◆ **Your task**:
Check each line below for the word "مسحا", and copy those that have it.

Data entries
____

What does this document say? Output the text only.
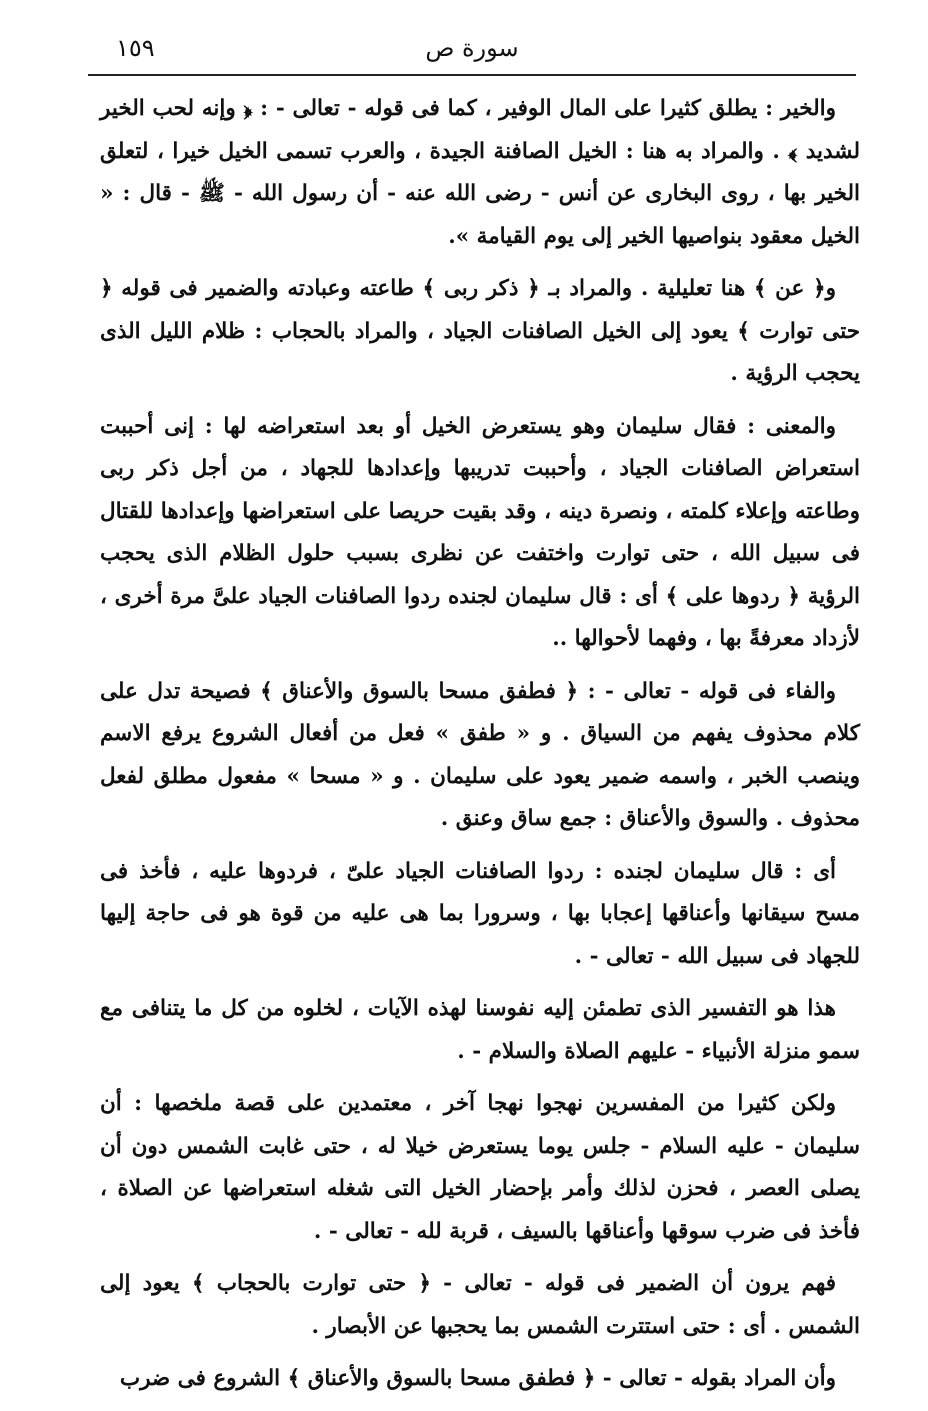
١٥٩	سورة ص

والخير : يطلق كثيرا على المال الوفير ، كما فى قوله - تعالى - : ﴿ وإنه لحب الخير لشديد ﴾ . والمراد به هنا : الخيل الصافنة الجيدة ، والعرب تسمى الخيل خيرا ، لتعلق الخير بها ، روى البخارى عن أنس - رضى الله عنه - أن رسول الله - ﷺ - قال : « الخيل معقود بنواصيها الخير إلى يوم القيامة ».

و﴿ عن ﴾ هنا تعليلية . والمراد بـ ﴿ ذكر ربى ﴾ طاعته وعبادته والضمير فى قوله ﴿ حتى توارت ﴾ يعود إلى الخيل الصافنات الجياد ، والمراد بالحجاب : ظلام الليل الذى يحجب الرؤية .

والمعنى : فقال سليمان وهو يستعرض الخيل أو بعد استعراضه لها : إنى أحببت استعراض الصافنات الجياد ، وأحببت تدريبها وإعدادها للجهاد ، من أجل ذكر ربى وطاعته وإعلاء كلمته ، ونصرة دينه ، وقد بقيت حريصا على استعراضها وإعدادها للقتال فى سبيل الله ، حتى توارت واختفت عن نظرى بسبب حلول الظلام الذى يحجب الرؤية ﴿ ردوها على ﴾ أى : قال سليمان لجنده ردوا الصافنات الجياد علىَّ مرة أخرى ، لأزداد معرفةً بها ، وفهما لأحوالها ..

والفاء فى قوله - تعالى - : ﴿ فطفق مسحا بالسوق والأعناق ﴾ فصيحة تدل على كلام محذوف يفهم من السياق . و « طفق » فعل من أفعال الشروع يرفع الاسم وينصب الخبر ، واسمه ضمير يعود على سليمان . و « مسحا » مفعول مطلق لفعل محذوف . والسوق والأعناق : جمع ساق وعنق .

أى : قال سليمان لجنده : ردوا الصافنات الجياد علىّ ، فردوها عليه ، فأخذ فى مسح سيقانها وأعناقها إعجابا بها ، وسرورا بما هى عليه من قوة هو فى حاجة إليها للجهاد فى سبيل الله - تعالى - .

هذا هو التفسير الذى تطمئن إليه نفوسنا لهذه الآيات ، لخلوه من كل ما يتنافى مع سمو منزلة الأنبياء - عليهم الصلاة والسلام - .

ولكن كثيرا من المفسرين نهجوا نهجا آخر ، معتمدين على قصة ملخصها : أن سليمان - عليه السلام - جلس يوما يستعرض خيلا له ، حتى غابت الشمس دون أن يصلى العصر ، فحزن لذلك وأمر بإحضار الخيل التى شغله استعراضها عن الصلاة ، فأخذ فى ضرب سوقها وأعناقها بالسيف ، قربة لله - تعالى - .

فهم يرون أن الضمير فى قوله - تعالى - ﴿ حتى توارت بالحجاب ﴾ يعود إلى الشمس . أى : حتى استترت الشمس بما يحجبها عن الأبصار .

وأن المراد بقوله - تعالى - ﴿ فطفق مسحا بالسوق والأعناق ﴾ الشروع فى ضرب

____

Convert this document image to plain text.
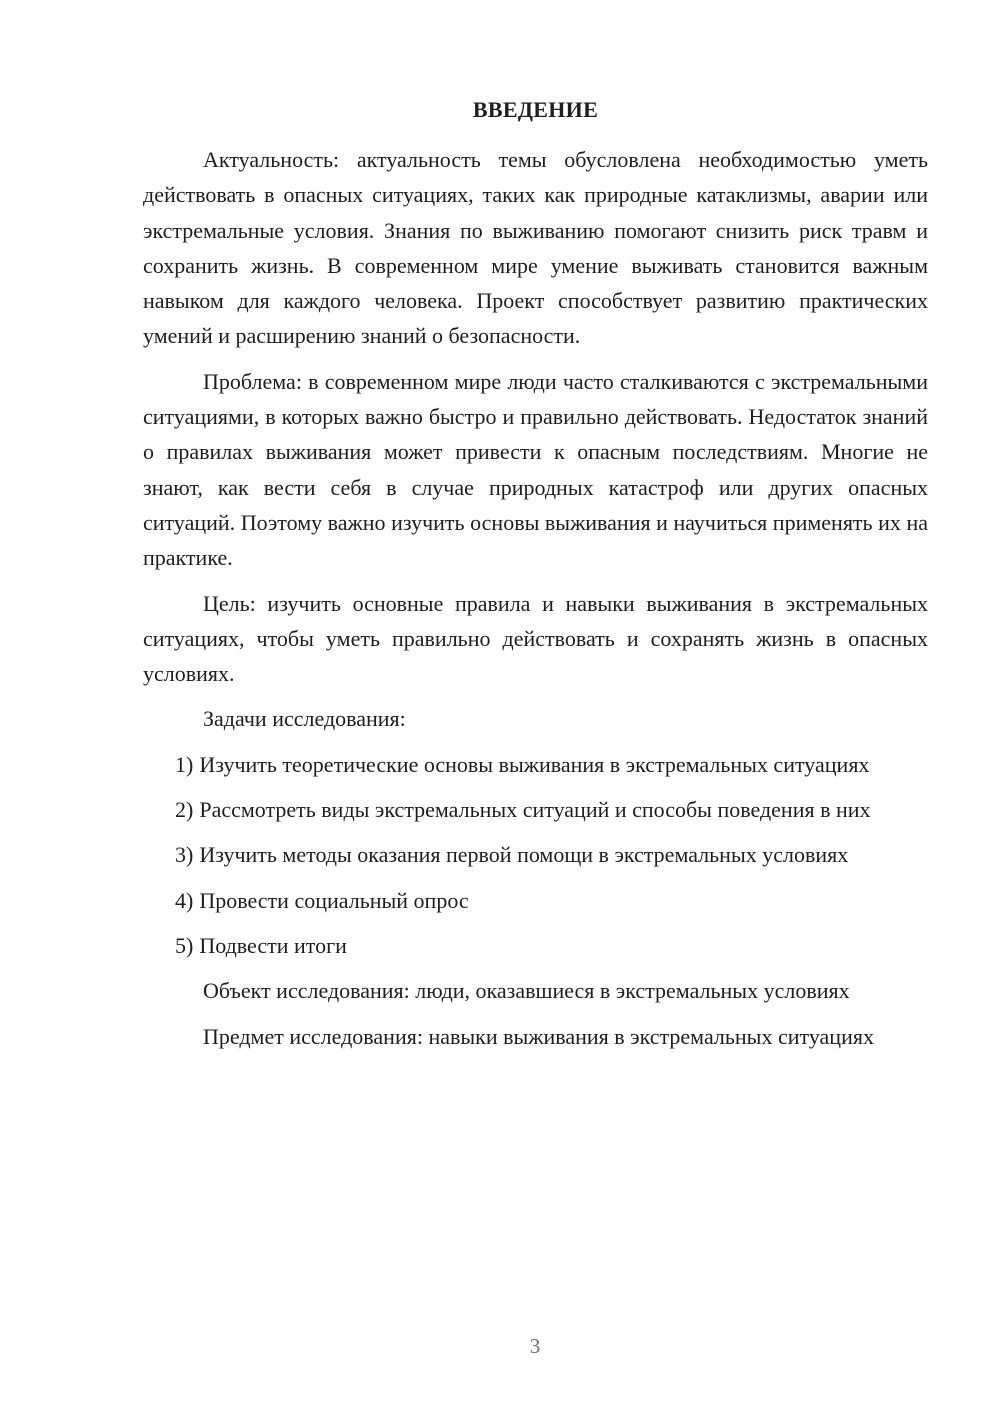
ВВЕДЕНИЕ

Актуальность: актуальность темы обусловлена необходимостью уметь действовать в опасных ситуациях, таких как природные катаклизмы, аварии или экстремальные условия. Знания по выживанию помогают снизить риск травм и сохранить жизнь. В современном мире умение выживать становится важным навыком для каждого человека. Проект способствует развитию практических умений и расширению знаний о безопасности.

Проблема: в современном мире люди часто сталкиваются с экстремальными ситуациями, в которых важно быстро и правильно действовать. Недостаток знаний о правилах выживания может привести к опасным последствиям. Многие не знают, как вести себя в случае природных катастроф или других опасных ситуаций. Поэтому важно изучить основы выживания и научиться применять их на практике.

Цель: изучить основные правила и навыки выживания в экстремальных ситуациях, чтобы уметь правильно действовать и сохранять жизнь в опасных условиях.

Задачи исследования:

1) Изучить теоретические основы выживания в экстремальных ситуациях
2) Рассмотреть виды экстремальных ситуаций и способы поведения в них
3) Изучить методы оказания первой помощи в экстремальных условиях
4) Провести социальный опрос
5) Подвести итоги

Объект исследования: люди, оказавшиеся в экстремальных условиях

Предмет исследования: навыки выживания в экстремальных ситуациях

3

____

◆ **Expected answer**:
والفاء فى قوله - تعالى - : ﴿ فطفق مسحا بالسوق والأعناق ﴾ فصيحة تدل على كلام محذوف يفهم من السياق . و « طفق » فعل من أفعال الشروع يرفع الاسم وينصب الخبر ، واسمه ضمير يعود على سليمان . و « مسحا » مفعول مطلق لفعل محذوف . والسوق والأعناق : جمع ساق وعنق .
وأن المراد بقوله - تعالى - ﴿ فطفق مسحا بالسوق والأعناق ﴾ الشروع فى ضرب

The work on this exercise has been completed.